• **Given task**
Gather every row below that contains the word "your", matching case, and copy each of those rows.
Start of Recorded information
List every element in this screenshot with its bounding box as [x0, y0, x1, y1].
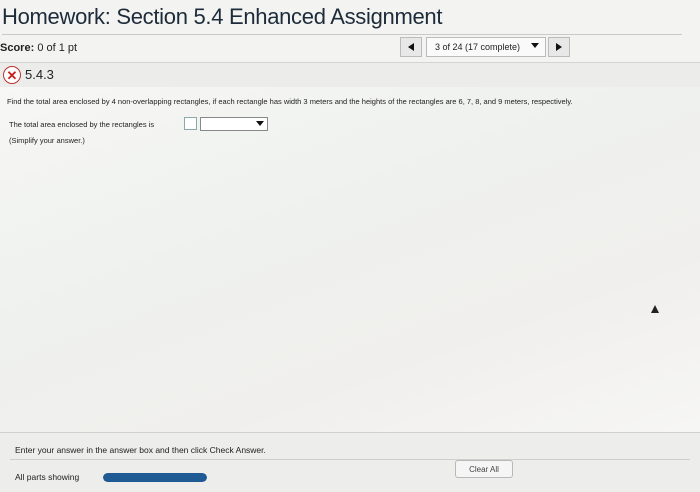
score-value: 0 of 1 pt — [37, 42, 78, 54]
triangle-left-icon — [408, 43, 414, 51]
next-question-button[interactable] — [548, 37, 570, 57]
question-position: 3 of 24 (17 complete) — [435, 42, 521, 52]
clear-all-button[interactable]: Clear All — [455, 460, 513, 478]
question-number: 5.4.3 — [25, 67, 54, 82]
question-selector[interactable]: 3 of 24 (17 complete) — [426, 37, 546, 57]
answer-input[interactable] — [184, 117, 197, 130]
parts-showing-label: All parts showing — [15, 472, 80, 482]
mouse-cursor-icon — [651, 305, 659, 313]
question-panel — [0, 87, 700, 432]
question-prompt: Find the total area enclosed by 4 non-ov… — [7, 97, 573, 106]
answer-hint: (Simplify your answer.) — [9, 136, 85, 145]
page-title: Homework: Section 5.4 Enhanced Assignmen… — [2, 4, 682, 35]
footer-divider — [10, 459, 690, 460]
footer-bar — [0, 432, 700, 492]
triangle-right-icon — [556, 43, 562, 51]
question-header: ✕ 5.4.3 — [0, 62, 700, 88]
progress-fill — [103, 473, 207, 482]
answer-label: The total area enclosed by the rectangle… — [9, 120, 155, 129]
chevron-down-icon — [256, 121, 264, 126]
unit-select[interactable] — [200, 117, 268, 131]
footer-instruction: Enter your answer in the answer box and … — [15, 445, 266, 455]
incorrect-x-icon: ✕ — [3, 66, 21, 84]
previous-question-button[interactable] — [400, 37, 422, 57]
question-navigator: 3 of 24 (17 complete) — [400, 37, 572, 57]
score-label: Score: — [0, 42, 35, 54]
score-display: Score: 0 of 1 pt — [0, 42, 77, 54]
parts-progress-bar — [103, 473, 207, 482]
chevron-down-icon — [531, 43, 539, 48]
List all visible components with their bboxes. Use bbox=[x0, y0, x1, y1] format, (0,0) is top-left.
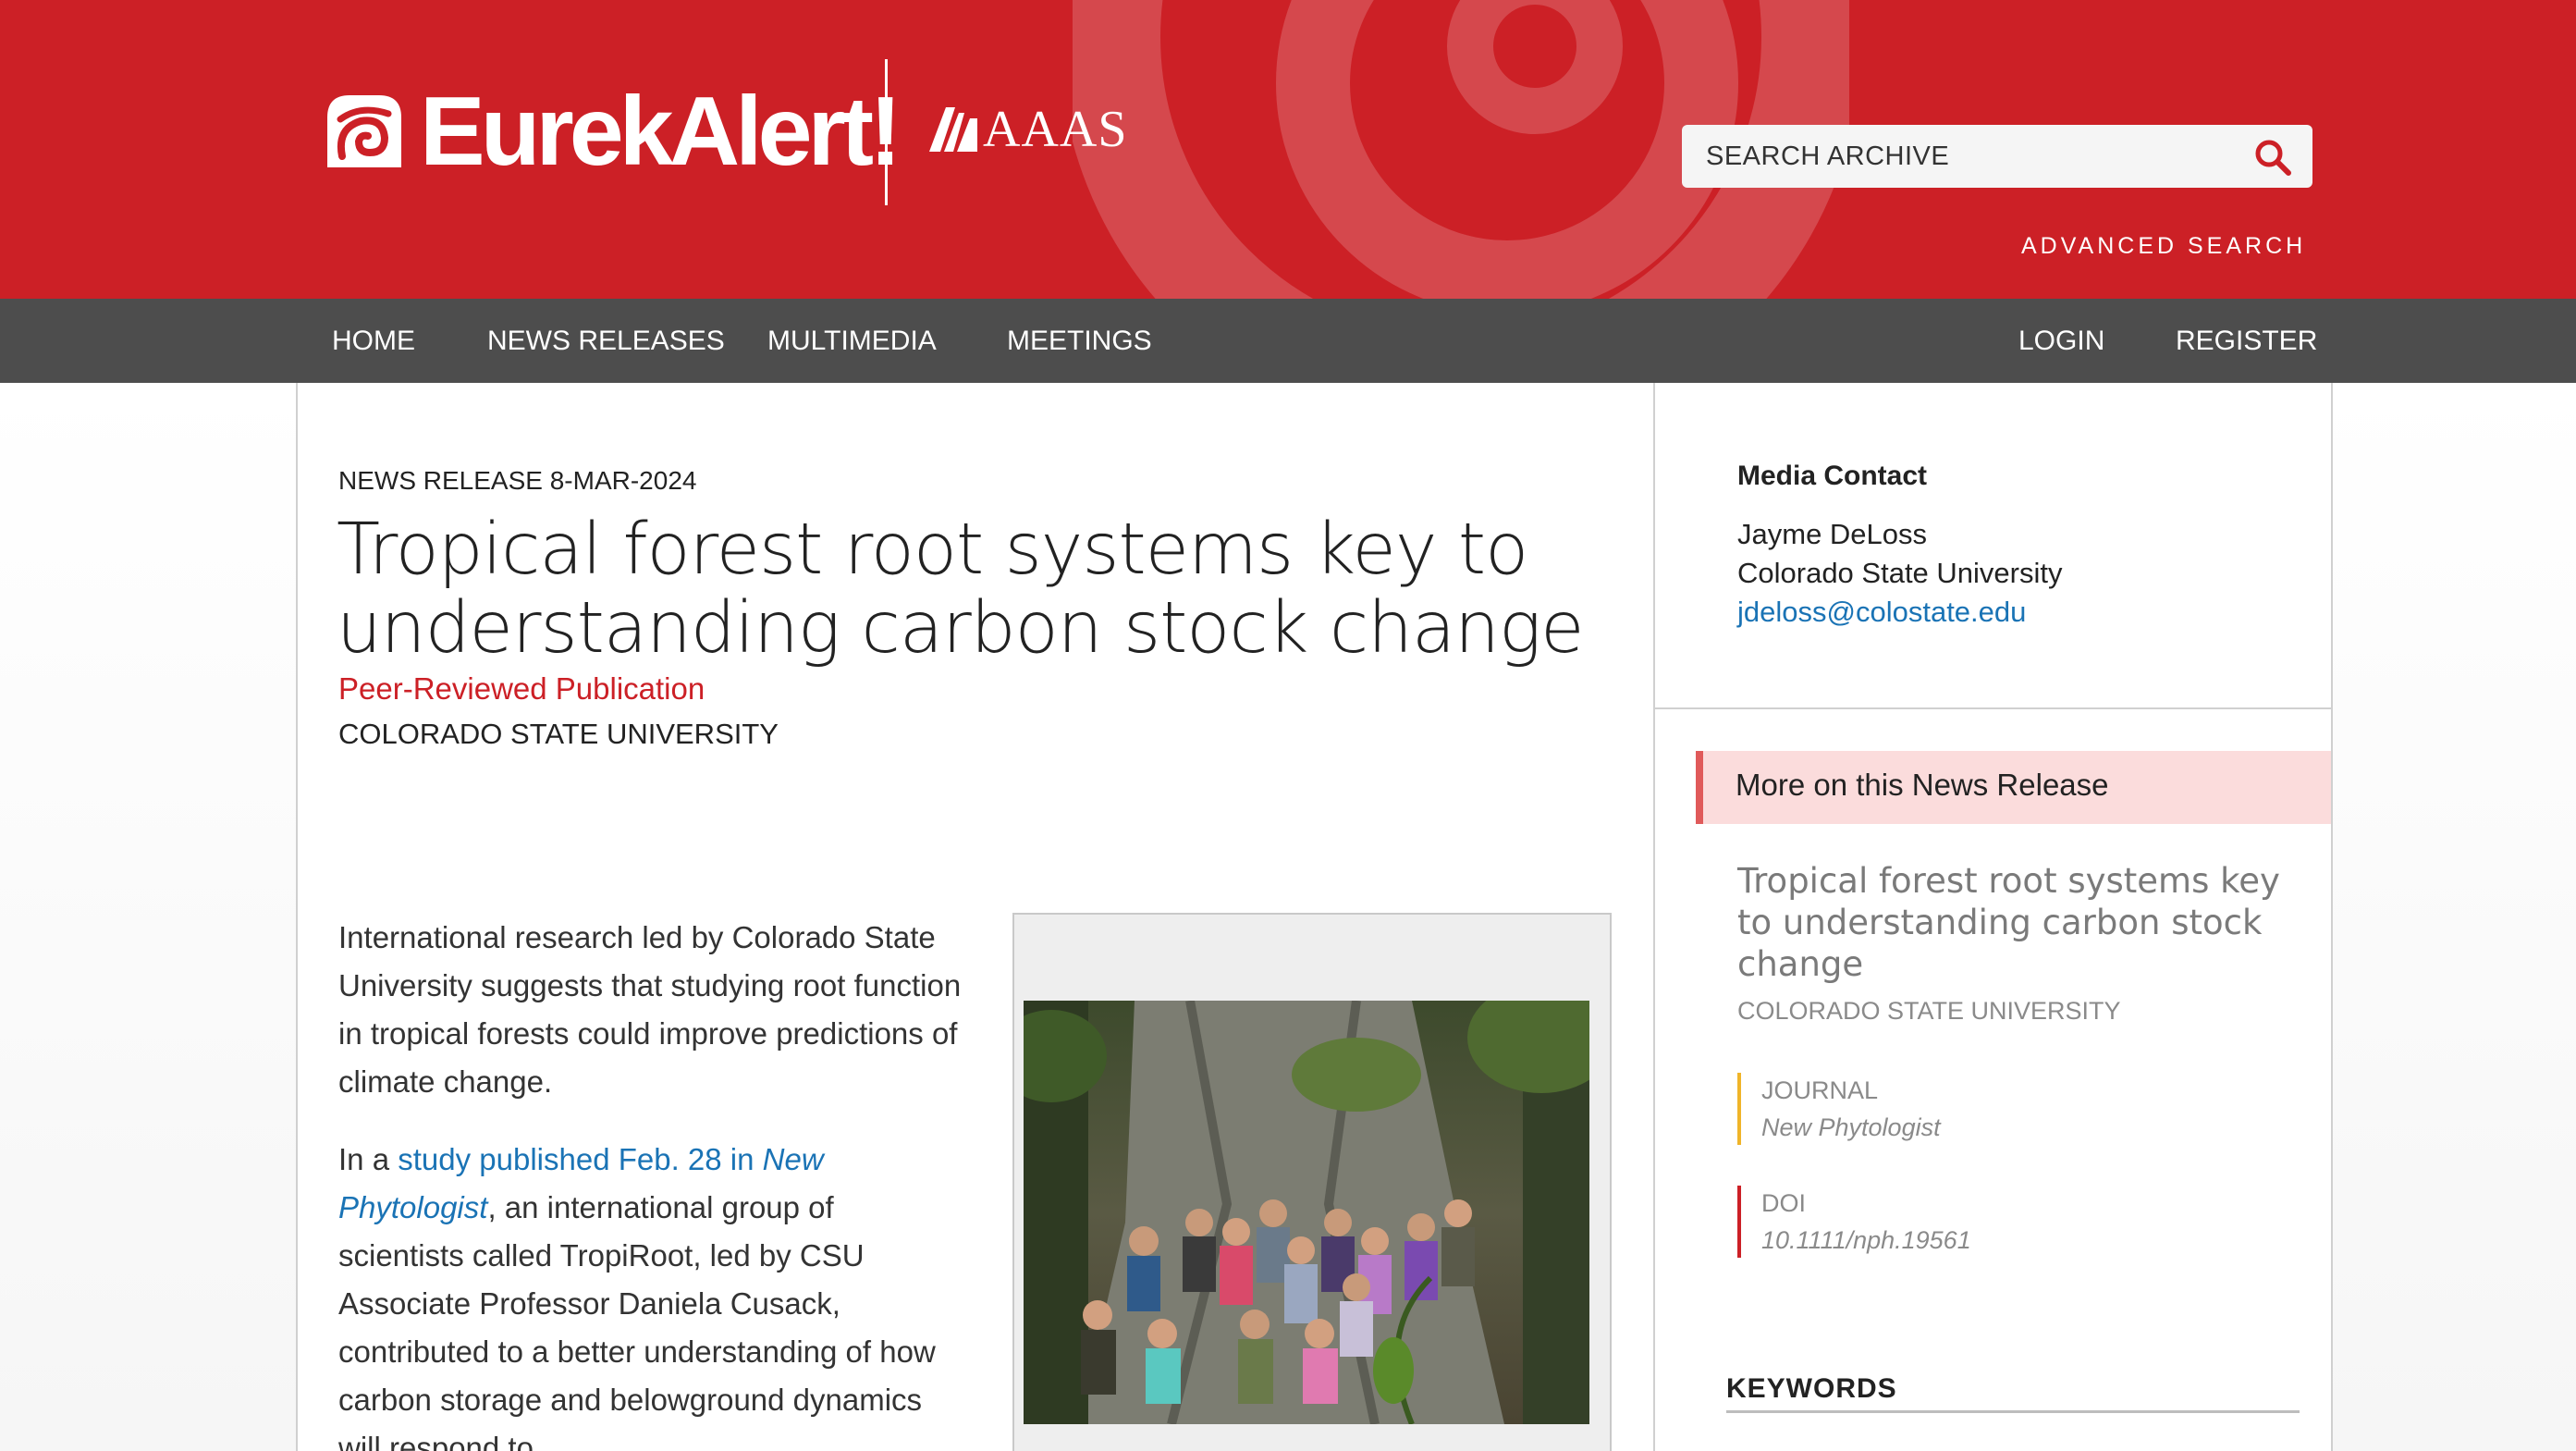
contact-organization: Colorado State University bbox=[1737, 557, 2063, 589]
institution-name: COLORADO STATE UNIVERSITY bbox=[338, 718, 779, 750]
column-border bbox=[1653, 383, 1655, 1451]
logo-wordmark: EurekAlert! bbox=[420, 77, 902, 186]
keywords-underline bbox=[1726, 1410, 2300, 1413]
article-paragraph: In a study published Feb. 28 in New Phyt… bbox=[338, 1136, 967, 1451]
eurekalert-logo[interactable]: EurekAlert! bbox=[324, 77, 902, 186]
release-date: NEWS RELEASE 8-MAR-2024 bbox=[338, 466, 697, 495]
publication-type: Peer-Reviewed Publication bbox=[338, 671, 705, 706]
advanced-search-link[interactable]: ADVANCED SEARCH bbox=[2021, 233, 2306, 260]
headline-line: Tropical forest root systems key to bbox=[337, 509, 1528, 591]
doi-accent-bar bbox=[1737, 1186, 1741, 1258]
aaas-wordmark: AAAS bbox=[983, 101, 1128, 158]
eurekalert-logo-icon bbox=[327, 95, 401, 167]
media-contact-heading: Media Contact bbox=[1737, 461, 1928, 491]
article-photo[interactable] bbox=[1024, 1001, 1589, 1424]
aaas-logo[interactable]: AAAS bbox=[927, 104, 1127, 155]
journal-value: New Phytologist bbox=[1761, 1113, 1941, 1141]
column-border bbox=[2331, 383, 2333, 1451]
journal-label: JOURNAL bbox=[1761, 1076, 1879, 1104]
more-on-release-label: More on this News Release bbox=[1736, 768, 2109, 802]
headline-line: understanding carbon stock change bbox=[337, 587, 1585, 670]
logo-divider bbox=[885, 59, 888, 205]
nav-login[interactable]: LOGIN bbox=[2018, 299, 2104, 383]
paragraph-prefix: In a bbox=[338, 1142, 399, 1176]
paragraph-rest: , an international group of scientists c… bbox=[338, 1190, 936, 1451]
article-paragraph: International research led by Colorado S… bbox=[338, 920, 962, 1099]
sidebar-divider bbox=[1655, 707, 2331, 709]
page-title: Tropical forest root systems key to unde… bbox=[337, 510, 1631, 668]
nav-meetings[interactable]: MEETINGS bbox=[1007, 299, 1152, 383]
contact-name: Jayme DeLoss bbox=[1737, 518, 1928, 550]
nav-news-releases[interactable]: NEWS RELEASES bbox=[487, 299, 725, 383]
search-archive-box bbox=[1682, 125, 2312, 188]
study-link-text: study published Feb. 28 in bbox=[398, 1142, 763, 1176]
nav-register[interactable]: REGISTER bbox=[2176, 299, 2317, 383]
nav-home[interactable]: HOME bbox=[332, 299, 415, 383]
doi-value[interactable]: 10.1111/nph.19561 bbox=[1761, 1226, 1971, 1255]
related-release-institution: COLORADO STATE UNIVERSITY bbox=[1737, 997, 2121, 1025]
journal-accent-bar bbox=[1737, 1073, 1741, 1145]
column-border bbox=[296, 383, 298, 1451]
site-header: EurekAlert! AAAS ADVANCED SEARCH bbox=[0, 0, 2576, 299]
related-release-title[interactable]: Tropical forest root systems key to unde… bbox=[1737, 860, 2292, 985]
main-nav: HOME NEWS RELEASES MULTIMEDIA MEETINGS L… bbox=[0, 299, 2576, 383]
keywords-heading: KEYWORDS bbox=[1726, 1373, 1897, 1404]
doi-label: DOI bbox=[1761, 1189, 1807, 1217]
search-input[interactable] bbox=[1706, 141, 2224, 172]
aaas-logo-icon bbox=[929, 107, 977, 152]
contact-email-link[interactable]: jdeloss@colostate.edu bbox=[1737, 596, 2026, 629]
search-icon[interactable] bbox=[2253, 138, 2292, 177]
nav-multimedia[interactable]: MULTIMEDIA bbox=[767, 299, 937, 383]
End of Recorded information
• **The result**
answer-hint: (Simplify your answer.) — [9, 136, 85, 145]
footer-instruction: Enter your answer in the answer box and … — [15, 445, 266, 455]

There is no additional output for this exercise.